Written problem
Reproduce the listing below word for word, with no pictures.

>> Start Records for the exercise

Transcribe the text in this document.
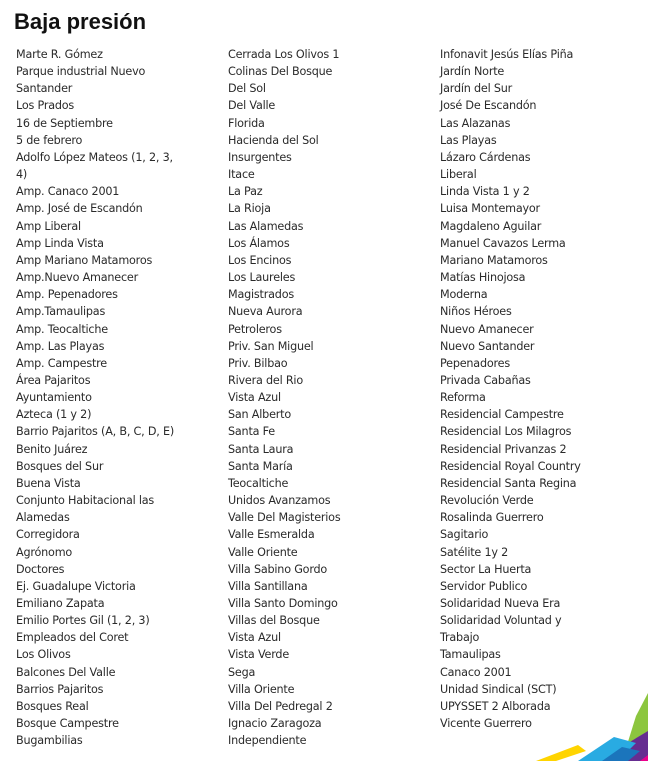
Baja presión
Marte R. Gómez
Parque industrial Nuevo
Santander
Los Prados
16 de Septiembre
5 de febrero
Adolfo López Mateos (1, 2, 3,
4)
Amp. Canaco 2001
Amp. José de Escandón
Amp Liberal
Amp Linda Vista
Amp Mariano Matamoros
Amp.Nuevo Amanecer
Amp. Pepenadores
Amp.Tamaulipas
Amp. Teocaltiche
Amp. Las Playas
Amp. Campestre
Área Pajaritos
Ayuntamiento
Azteca (1 y 2)
Barrio Pajaritos (A, B, C, D, E)
Benito Juárez
Bosques del Sur
Buena Vista
Conjunto Habitacional las
Alamedas
Corregidora
Agrónomo
Doctores
Ej. Guadalupe Victoria
Emiliano Zapata
Emilio Portes Gil (1, 2, 3)
Empleados del Coret
Los Olivos
Balcones Del Valle
Barrios Pajaritos
Bosques Real
Bosque Campestre
Bugambilias
Cerrada Los Olivos 1
Colinas Del Bosque
Del Sol
Del Valle
Florida
Hacienda del Sol
Insurgentes
Itace
La Paz
La Rioja
Las Alamedas
Los Álamos
Los Encinos
Los Laureles
Magistrados
Nueva Aurora
Petroleros
Priv. San Miguel
Priv. Bilbao
Rivera del Rio
Vista Azul
San Alberto
Santa Fe
Santa Laura
Santa María
Teocaltiche
Unidos Avanzamos
Valle Del Magisterios
Valle Esmeralda
Valle Oriente
Villa Sabino Gordo
Villa Santillana
Villa Santo Domingo
Villas del Bosque
Vista Azul
Vista Verde
Sega
Villa Oriente
Villa Del Pedregal 2
Ignacio Zaragoza
Independiente
Infonavit Jesús Elías Piña
Jardín Norte
Jardín del Sur
José De Escandón
Las Alazanas
Las Playas
Lázaro Cárdenas
Liberal
Linda Vista 1 y 2
Luisa Montemayor
Magdaleno Aguilar
Manuel Cavazos Lerma
Mariano Matamoros
Matías Hinojosa
Moderna
Niños Héroes
Nuevo Amanecer
Nuevo Santander
Pepenadores
Privada Cabañas
Reforma
Residencial Campestre
Residencial Los Milagros
Residencial Privanzas 2
Residencial Royal Country
Residencial Santa Regina
Revolución Verde
Rosalinda Guerrero
Sagitario
Satélite 1y 2
Sector La Huerta
Servidor Publico
Solidaridad Nueva Era
Solidaridad Voluntad y
Trabajo
Tamaulipas
Canaco 2001
Unidad Sindical (SCT)
UPYSSET 2 Alborada
Vicente Guerrero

>> End Records for the exercise

Response
Transcribe the text in this document.
Baja presión
Marte R. Gómez
Parque industrial Nuevo
Santander
Los Prados
16 de Septiembre
5 de febrero
Adolfo López Mateos (1, 2, 3,
4)
Amp. Canaco 2001
Amp. José de Escandón
Amp Liberal
Amp Linda Vista
Amp Mariano Matamoros
Amp.Nuevo Amanecer
Amp. Pepenadores
Amp.Tamaulipas
Amp. Teocaltiche
Amp. Las Playas
Amp. Campestre
Área Pajaritos
Ayuntamiento
Azteca (1 y 2)
Barrio Pajaritos (A, B, C, D, E)
Benito Juárez
Bosques del Sur
Buena Vista
Conjunto Habitacional las
Alamedas
Corregidora
Agrónomo
Doctores
Ej. Guadalupe Victoria
Emiliano Zapata
Emilio Portes Gil (1, 2, 3)
Empleados del Coret
Los Olivos
Balcones Del Valle
Barrios Pajaritos
Bosques Real
Bosque Campestre
Bugambilias
Cerrada Los Olivos 1
Colinas Del Bosque
Del Sol
Del Valle
Florida
Hacienda del Sol
Insurgentes
Itace
La Paz
La Rioja
Las Alamedas
Los Álamos
Los Encinos
Los Laureles
Magistrados
Nueva Aurora
Petroleros
Priv. San Miguel
Priv. Bilbao
Rivera del Rio
Vista Azul
San Alberto
Santa Fe
Santa Laura
Santa María
Teocaltiche
Unidos Avanzamos
Valle Del Magisterios
Valle Esmeralda
Valle Oriente
Villa Sabino Gordo
Villa Santillana
Villa Santo Domingo
Villas del Bosque
Vista Azul
Vista Verde
Sega
Villa Oriente
Villa Del Pedregal 2
Ignacio Zaragoza
Independiente
Infonavit Jesús Elías Piña
Jardín Norte
Jardín del Sur
José De Escandón
Las Alazanas
Las Playas
Lázaro Cárdenas
Liberal
Linda Vista 1 y 2
Luisa Montemayor
Magdaleno Aguilar
Manuel Cavazos Lerma
Mariano Matamoros
Matías Hinojosa
Moderna
Niños Héroes
Nuevo Amanecer
Nuevo Santander
Pepenadores
Privada Cabañas
Reforma
Residencial Campestre
Residencial Los Milagros
Residencial Privanzas 2
Residencial Royal Country
Residencial Santa Regina
Revolución Verde
Rosalinda Guerrero
Sagitario
Satélite 1y 2
Sector La Huerta
Servidor Publico
Solidaridad Nueva Era
Solidaridad Voluntad y
Trabajo
Tamaulipas
Canaco 2001
Unidad Sindical (SCT)
UPYSSET 2 Alborada
Vicente Guerrero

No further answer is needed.